-- WRITTEN REQUEST --
Extract the full set of records, then give each one again exactly.

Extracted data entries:
· · · · ·
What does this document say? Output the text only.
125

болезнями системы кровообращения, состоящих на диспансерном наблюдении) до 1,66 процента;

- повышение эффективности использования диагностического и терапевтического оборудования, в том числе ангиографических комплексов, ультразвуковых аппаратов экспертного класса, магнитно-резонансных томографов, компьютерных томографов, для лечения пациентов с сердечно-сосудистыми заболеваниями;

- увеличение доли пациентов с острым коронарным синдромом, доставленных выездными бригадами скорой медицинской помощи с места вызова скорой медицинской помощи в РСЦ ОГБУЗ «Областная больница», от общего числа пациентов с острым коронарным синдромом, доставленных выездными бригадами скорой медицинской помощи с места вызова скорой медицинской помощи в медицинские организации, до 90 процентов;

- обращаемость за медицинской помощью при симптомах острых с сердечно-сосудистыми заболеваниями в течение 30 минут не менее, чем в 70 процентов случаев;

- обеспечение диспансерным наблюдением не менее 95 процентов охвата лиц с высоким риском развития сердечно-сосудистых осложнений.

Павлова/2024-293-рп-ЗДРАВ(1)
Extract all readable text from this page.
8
· · · · ·
-- EXPECTED ANSWER --
What does this document say? Output the text only.
125

болезнями системы кровообращения, состоящих на диспансерном наблюдении) до 1,66 процента;

- повышение эффективности использования диагностического и терапевтического оборудования, в том числе ангиографических комплексов, ультразвуковых аппаратов экспертного класса, магнитно-резонансных томографов, компьютерных томографов, для лечения пациентов с сердечно-сосудистыми заболеваниями;

- увеличение доли пациентов с острым коронарным синдромом, доставленных выездными бригадами скорой медицинской помощи с места вызова скорой медицинской помощи в РСЦ ОГБУЗ «Областная больница», от общего числа пациентов с острым коронарным синдромом, доставленных выездными бригадами скорой медицинской помощи с места вызова скорой медицинской помощи в медицинские организации, до 90 процентов;

- обращаемость за медицинской помощью при симптомах острых с сердечно-сосудистыми заболеваниями в течение 30 минут не менее, чем в 70 процентов случаев;

- обеспечение диспансерным наблюдением не менее 95 процентов охвата лиц с высоким риском развития сердечно-сосудистых осложнений.

Павлова/2024-293-рп-ЗДРАВ(1)
Extract all readable text from this page.
8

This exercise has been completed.